▶ PROBLEM DETAILS: Transcribe each of the records below exactly, excluding all pictures.

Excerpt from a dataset
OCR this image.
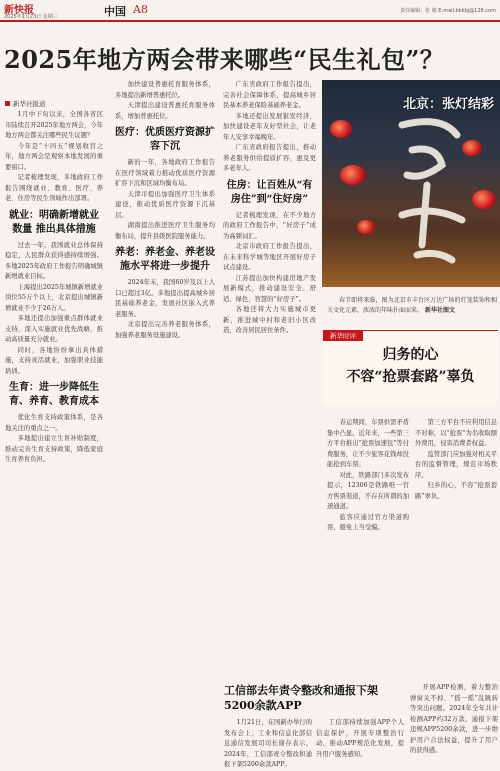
新快报
2025年1月23日 星期三	中国 A8	责任编辑：张 敏 E-mail:bkkbj@126.com
2025年地方两会带来哪些“民生礼包”？
新华社报道

1月中下旬以来，全国各省区市陆续召开2025年地方两会，今年地方两会都关注哪些民生议题？

今年是“十四五”规划收官之年，地方两会是观察本地发展的重要窗口。

记者梳理发现，多地政府工作报告围绕就业、教育、医疗、养老、住房等民生领域作出部署。

就业：明确新增就业数量 推出具体措施

过去一年，我国就业总体保持稳定，人民群众获得感持续增强。多地2025年政府工作报告明确城镇新增就业目标。

上海提出2025年城镇新增就业岗位55万个以上，北京提出城镇新增就业不少于26万人。

多地还提出加强重点群体就业支持，深入实施就业优先战略，推动高质量充分就业。

同时，各地纷纷拿出具体措施，支持灵活就业，加强职业技能培训。

生育：进一步降低生育、养育、教育成本

优化生育支持政策体系，是各地关注的重点之一。

多地提出建立生育补贴制度，推动完善生育支持政策，降低家庭生育养育负担。

加快建设普惠托育服务体系，多地提出新增普惠托位。

天津提出建设普惠托育服务体系，增加普惠托位。

医疗：优质医疗资源扩容下沉

新的一年，各地政府工作报告在医疗领域着力推动优质医疗资源扩容下沉和区域均衡布局。

天津市提出加强医疗卫生体系建设，推动优质医疗资源下沉基层。

湖南提出推进医疗卫生服务均衡布局，提升县级医院服务能力。

养老：养老金、养老设施水平将进一步提升

2024年末，我国60岁及以上人口已超过3亿。多地提出提高城乡居民基础养老金，发展社区嵌入式养老服务。

北京提出完善养老服务体系，加强养老服务设施建设。

广东省政府工作报告提出，完善社会保障体系，提高城乡居民基本养老保险基础养老金。

多地还提出发展银发经济，加快建设老年友好型社会，让老年人安享幸福晚年。

广东省政府报告提出，推动养老服务供给提质扩容，惠及更多老年人。

住房：让百姓从“有房住”到“住好房”

记者梳理发现，在不少地方的政府工作报告中，“好房子”成为高频词汇。

北京市政府工作报告提出，在未来科学城等地区开展好房子试点建设。

江苏提出加快构建房地产发展新模式，推动建设安全、舒适、绿色、智慧的“好房子”。

各地还将大力实施城市更新，推进城中村和老旧小区改造，改善居民居住条件。

北京：张灯结彩

春节即将来临，图为北京市丰台区万达广场的灯笼装饰和相关文化元素，浓浓的年味扑面而来。 新华社图文

新华时评
归务的心
不容“抢票套路”辜负

春运期间，车票供需矛盾集中凸显。近年来，一些第三方平台推出“抢票加速包”等付费服务，让不少旅客花钱却没能抢到车票。

对此，铁路部门多次发布提示，12306是铁路唯一官方售票渠道，不存在所谓的加速通道。

旅客应通过官方渠道购票，避免上当受骗。

第三方平台不应利用信息不对称，以“抢票”为名收取额外费用，侵害消费者权益。

监管部门应加强对相关平台的监督管理，规范市场秩序。

归乡的心，不容“抢票套路”辜负。

工信部去年责令整改和通报下架5200余款APP

1月21日，在国新办举行的发布会上，工业和信息化部信息通信发展司司长谢存表示，2024年，工信部责令整改和通报下架5200余款APP。

工信部持续加强APP个人信息保护，开展专项整治行动，推动APP规范化发展，提升用户服务感知。

开展APP检测，着力整治弹窗关不掉、“摇一摇”乱跳转等突出问题。2024年全年共计检测APP约32万款，通报下架违规APP5200余款，进一步维护用户合法权益，提升了用户的获得感。
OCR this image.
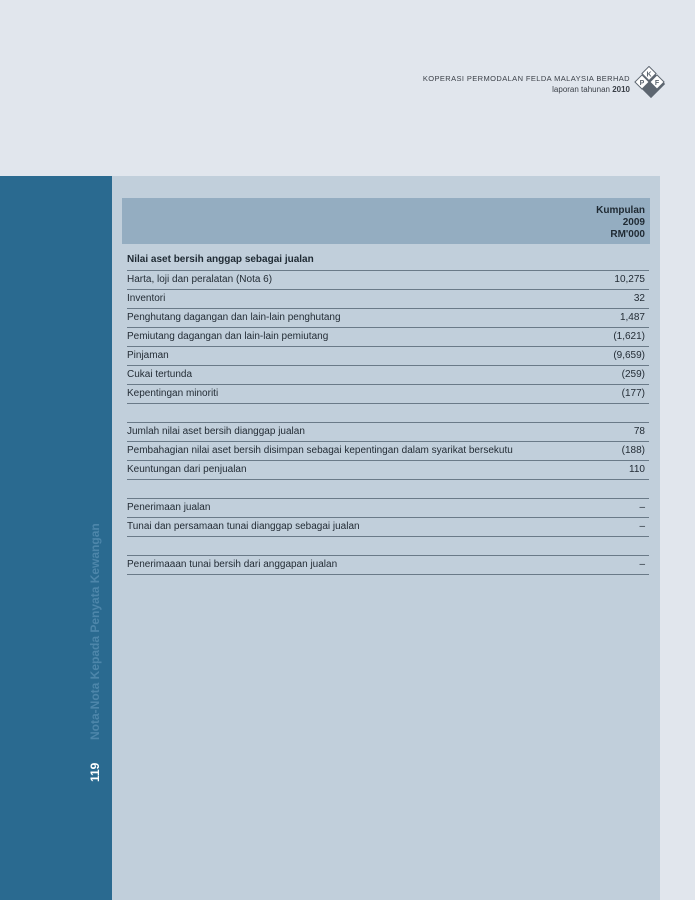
KOPERASI PERMODALAN FELDA MALAYSIA BERHAD
laporan tahunan 2010
K
P F
Nota-Nota Kepada Penyata Kewangan
119
Kumpulan
2009
RM'000
Nilai aset bersih anggap sebagai jualan
Harta, loji dan peralatan (Nota 6)	10,275
Inventori	32
Penghutang dagangan dan lain-lain penghutang	1,487
Pemiutang dagangan dan lain-lain pemiutang	(1,621)
Pinjaman	(9,659)
Cukai tertunda	(259)
Kepentingan minoriti	(177)
Jumlah nilai aset bersih dianggap jualan	78
Pembahagian nilai aset bersih disimpan sebagai kepentingan dalam syarikat bersekutu	(188)
Keuntungan dari penjualan	110
Penerimaan jualan	–
Tunai dan persamaan tunai dianggap sebagai jualan	–
Penerimaaan tunai bersih dari anggapan jualan	–
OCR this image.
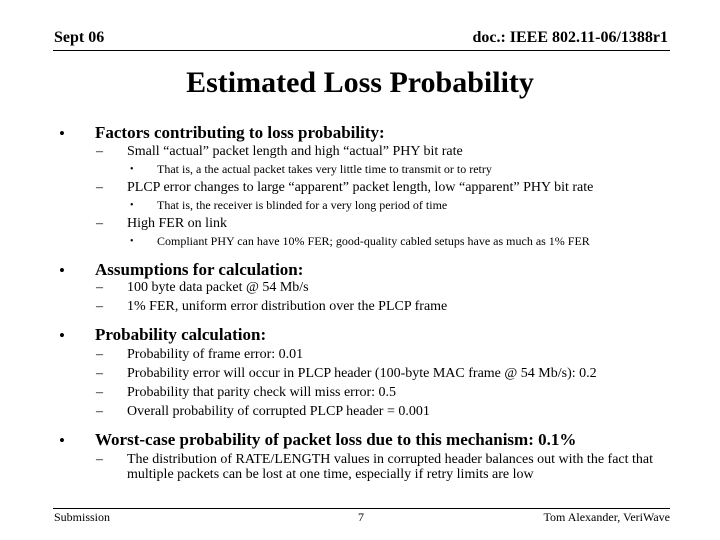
Sept 06	doc.: IEEE 802.11-06/1388r1
Estimated Loss Probability
• Factors contributing to loss probability:
– Small “actual” packet length and high “actual” PHY bit rate
• That is, a the actual packet takes very little time to transmit or to retry
– PLCP error changes to large “apparent” packet length, low “apparent” PHY bit rate
• That is, the receiver is blinded for a very long period of time
– High FER on link
• Compliant PHY can have 10% FER; good-quality cabled setups have as much as 1% FER
• Assumptions for calculation:
– 100 byte data packet @ 54 Mb/s
– 1% FER, uniform error distribution over the PLCP frame
• Probability calculation:
– Probability of frame error: 0.01
– Probability error will occur in PLCP header (100-byte MAC frame @ 54 Mb/s): 0.2
– Probability that parity check will miss error: 0.5
– Overall probability of corrupted PLCP header = 0.001
• Worst-case probability of packet loss due to this mechanism: 0.1%
– The distribution of RATE/LENGTH values in corrupted header balances out with the fact that multiple packets can be lost at one time, especially if retry limits are low
Submission	7	Tom Alexander, VeriWave
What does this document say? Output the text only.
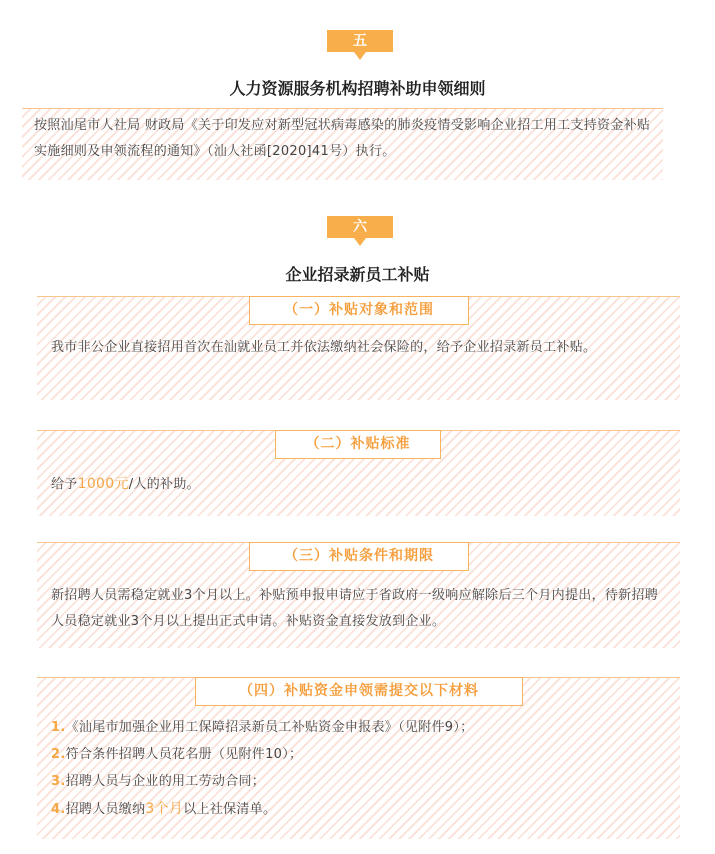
五
人力资源服务机构招聘补助申领细则
按照汕尾市人社局 财政局《关于印发应对新型冠状病毒感染的肺炎疫情受影响企业招工用工支持资金补贴实施细则及申领流程的通知》（汕人社函[2020]41号）执行。
六
企业招录新员工补贴
我市非公企业直接招用首次在汕就业员工并依法缴纳社会保险的，给予企业招录新员工补贴。
（一）补贴对象和范围
给予1000元/人的补助。
（二）补贴标准
新招聘人员需稳定就业3个月以上。补贴预申报申请应于省政府一级响应解除后三个月内提出，待新招聘人员稳定就业3个月以上提出正式申请。补贴资金直接发放到企业。
（三）补贴条件和期限
1.《汕尾市加强企业用工保障招录新员工补贴资金申报表》（见附件9）；
2.符合条件招聘人员花名册（见附件10）；
3.招聘人员与企业的用工劳动合同；
4.招聘人员缴纳3个月以上社保清单。
（四）补贴资金申领需提交以下材料
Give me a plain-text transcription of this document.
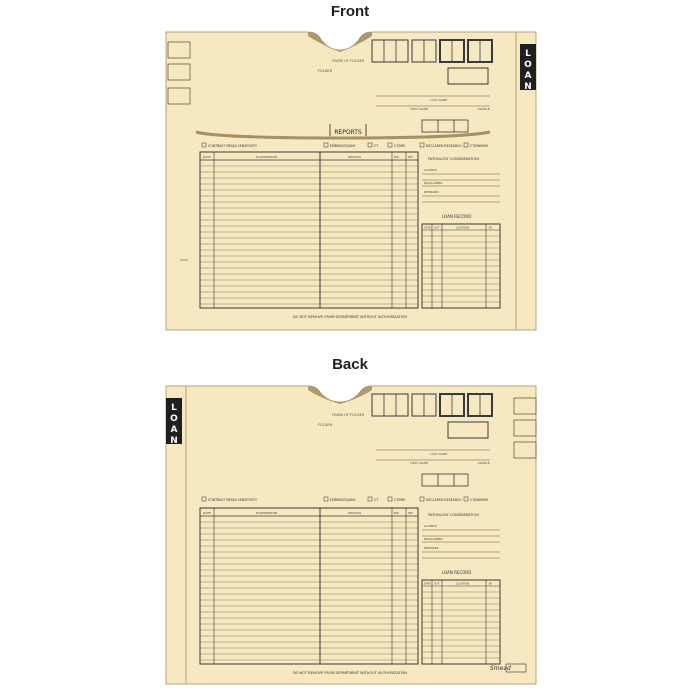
Front
Back
L O A N
FOLDER
YEARS OF FOLDER
LAST NAME
FIRST NAME	MIDDLE
REPORTS
CONTRAST MEDIA SENSITIVITY	EMBRACED/ANY	CT	CT/MRI	DECLARED RESEARCH	CT/MAMMO
DATE	EXAMINATION	RESULTS	RM	INT	PATHOLOGY CONSIDERATION
ALLERGY
DISCLAIMED
REMARKS
LOAN RECORD
DATE OUT	LOCATION	BY
DO NOT REMOVE FROM DEPARTMENT WITHOUT AUTHORIZATION
L O A N
FOLDER
YEARS OF FOLDER
LAST NAME
FIRST NAME	MIDDLE
CONTRAST MEDIA SENSITIVITY	EMBRACED/ANY	CT	CT/MRI	DECLARED RESEARCH	CT/MAMMO
DATE	EXAMINATION	RESULTS	RM	INT	PATHOLOGY CONSIDERATION
ALLERGY
DISCLAIMED
REMARKS
LOAN RECORD
DATE OUT	LOCATION	BY
Smead
DO NOT REMOVE FROM DEPARTMENT WITHOUT AUTHORIZATION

▶ EXERCISE RESPONSE:
OCR this image.
新快报
2025年1月23日 星期三	中国 A8	责任编辑：张 敏 E-mail:bkkbj@126.com
2025年地方两会带来哪些“民生礼包”？
新华社报道

1月中下旬以来，全国各省区市陆续召开2025年地方两会，今年地方两会都关注哪些民生议题？

今年是“十四五”规划收官之年，地方两会是观察本地发展的重要窗口。

记者梳理发现，多地政府工作报告围绕就业、教育、医疗、养老、住房等民生领域作出部署。

就业：明确新增就业数量 推出具体措施

过去一年，我国就业总体保持稳定，人民群众获得感持续增强。多地2025年政府工作报告明确城镇新增就业目标。

上海提出2025年城镇新增就业岗位55万个以上，北京提出城镇新增就业不少于26万人。

多地还提出加强重点群体就业支持，深入实施就业优先战略，推动高质量充分就业。

同时，各地纷纷拿出具体措施，支持灵活就业，加强职业技能培训。

生育：进一步降低生育、养育、教育成本

优化生育支持政策体系，是各地关注的重点之一。

多地提出建立生育补贴制度，推动完善生育支持政策，降低家庭生育养育负担。

加快建设普惠托育服务体系，多地提出新增普惠托位。

天津提出建设普惠托育服务体系，增加普惠托位。

医疗：优质医疗资源扩容下沉

新的一年，各地政府工作报告在医疗领域着力推动优质医疗资源扩容下沉和区域均衡布局。

天津市提出加强医疗卫生体系建设，推动优质医疗资源下沉基层。

湖南提出推进医疗卫生服务均衡布局，提升县级医院服务能力。

养老：养老金、养老设施水平将进一步提升

2024年末，我国60岁及以上人口已超过3亿。多地提出提高城乡居民基础养老金，发展社区嵌入式养老服务。

北京提出完善养老服务体系，加强养老服务设施建设。

广东省政府工作报告提出，完善社会保障体系，提高城乡居民基本养老保险基础养老金。

多地还提出发展银发经济，加快建设老年友好型社会，让老年人安享幸福晚年。

广东省政府报告提出，推动养老服务供给提质扩容，惠及更多老年人。

住房：让百姓从“有房住”到“住好房”

记者梳理发现，在不少地方的政府工作报告中，“好房子”成为高频词汇。

北京市政府工作报告提出，在未来科学城等地区开展好房子试点建设。

江苏提出加快构建房地产发展新模式，推动建设安全、舒适、绿色、智慧的“好房子”。

各地还将大力实施城市更新，推进城中村和老旧小区改造，改善居民居住条件。

北京：张灯结彩

春节即将来临，图为北京市丰台区万达广场的灯笼装饰和相关文化元素，浓浓的年味扑面而来。 新华社图文

新华时评
归务的心
不容“抢票套路”辜负

春运期间，车票供需矛盾集中凸显。近年来，一些第三方平台推出“抢票加速包”等付费服务，让不少旅客花钱却没能抢到车票。

对此，铁路部门多次发布提示，12306是铁路唯一官方售票渠道，不存在所谓的加速通道。

旅客应通过官方渠道购票，避免上当受骗。

第三方平台不应利用信息不对称，以“抢票”为名收取额外费用，侵害消费者权益。

监管部门应加强对相关平台的监督管理，规范市场秩序。

归乡的心，不容“抢票套路”辜负。

工信部去年责令整改和通报下架5200余款APP

1月21日，在国新办举行的发布会上，工业和信息化部信息通信发展司司长谢存表示，2024年，工信部责令整改和通报下架5200余款APP。

工信部持续加强APP个人信息保护，开展专项整治行动，推动APP规范化发展，提升用户服务感知。

开展APP检测，着力整治弹窗关不掉、“摇一摇”乱跳转等突出问题。2024年全年共计检测APP约32万款，通报下架违规APP5200余款，进一步维护用户合法权益，提升了用户的获得感。
OCR this image.
KOPERASI PERMODALAN FELDA MALAYSIA BERHAD
laporan tahunan 2010
K
P F
Nota-Nota Kepada Penyata Kewangan
119
Kumpulan
2009
RM'000
Nilai aset bersih anggap sebagai jualan
Harta, loji dan peralatan (Nota 6)	10,275
Inventori	32
Penghutang dagangan dan lain-lain penghutang	1,487
Pemiutang dagangan dan lain-lain pemiutang	(1,621)
Pinjaman	(9,659)
Cukai tertunda	(259)
Kepentingan minoriti	(177)
Jumlah nilai aset bersih dianggap jualan	78
Pembahagian nilai aset bersih disimpan sebagai kepentingan dalam syarikat bersekutu	(188)
Keuntungan dari penjualan	110
Penerimaan jualan	–
Tunai dan persamaan tunai dianggap sebagai jualan	–
Penerimaaan tunai bersih dari anggapan jualan	–
OCR this image.
Sept 06	doc.: IEEE 802.11-06/1388r1
Estimated Loss Probability
• Factors contributing to loss probability:
– Small “actual” packet length and high “actual” PHY bit rate
• That is, a the actual packet takes very little time to transmit or to retry
– PLCP error changes to large “apparent” packet length, low “apparent” PHY bit rate
• That is, the receiver is blinded for a very long period of time
– High FER on link
• Compliant PHY can have 10% FER; good-quality cabled setups have as much as 1% FER
• Assumptions for calculation:
– 100 byte data packet @ 54 Mb/s
– 1% FER, uniform error distribution over the PLCP frame
• Probability calculation:
– Probability of frame error: 0.01
– Probability error will occur in PLCP header (100-byte MAC frame @ 54 Mb/s): 0.2
– Probability that parity check will miss error: 0.5
– Overall probability of corrupted PLCP header = 0.001
• Worst-case probability of packet loss due to this mechanism: 0.1%
– The distribution of RATE/LENGTH values in corrupted header balances out with the fact that multiple packets can be lost at one time, especially if retry limits are low
Submission	7	Tom Alexander, VeriWave
What does this document say? Output the text only.
五
人力资源服务机构招聘补助申领细则
按照汕尾市人社局 财政局《关于印发应对新型冠状病毒感染的肺炎疫情受影响企业招工用工支持资金补贴实施细则及申领流程的通知》（汕人社函[2020]41号）执行。
六
企业招录新员工补贴
我市非公企业直接招用首次在汕就业员工并依法缴纳社会保险的，给予企业招录新员工补贴。
（一）补贴对象和范围
给予1000元/人的补助。
（二）补贴标准
新招聘人员需稳定就业3个月以上。补贴预申报申请应于省政府一级响应解除后三个月内提出，待新招聘人员稳定就业3个月以上提出正式申请。补贴资金直接发放到企业。
（三）补贴条件和期限
1.《汕尾市加强企业用工保障招录新员工补贴资金申报表》（见附件9）；
2.符合条件招聘人员花名册（见附件10）；
3.招聘人员与企业的用工劳动合同；
4.招聘人员缴纳3个月以上社保清单。
（四）补贴资金申领需提交以下材料
Give me a plain-text transcription of this document.
Front
Back
L O A N
FOLDER
YEARS OF FOLDER
LAST NAME
FIRST NAME	MIDDLE
REPORTS
CONTRAST MEDIA SENSITIVITY	EMBRACED/ANY	CT	CT/MRI	DECLARED RESEARCH	CT/MAMMO
DATE	EXAMINATION	RESULTS	RM	INT	PATHOLOGY CONSIDERATION
ALLERGY
DISCLAIMED
REMARKS
LOAN RECORD
DATE OUT	LOCATION	BY
DO NOT REMOVE FROM DEPARTMENT WITHOUT AUTHORIZATION
L O A N
FOLDER
YEARS OF FOLDER
LAST NAME
FIRST NAME	MIDDLE
CONTRAST MEDIA SENSITIVITY	EMBRACED/ANY	CT	CT/MRI	DECLARED RESEARCH	CT/MAMMO
DATE	EXAMINATION	RESULTS	RM	INT	PATHOLOGY CONSIDERATION
ALLERGY
DISCLAIMED
REMARKS
LOAN RECORD
DATE OUT	LOCATION	BY
Smead
DO NOT REMOVE FROM DEPARTMENT WITHOUT AUTHORIZATION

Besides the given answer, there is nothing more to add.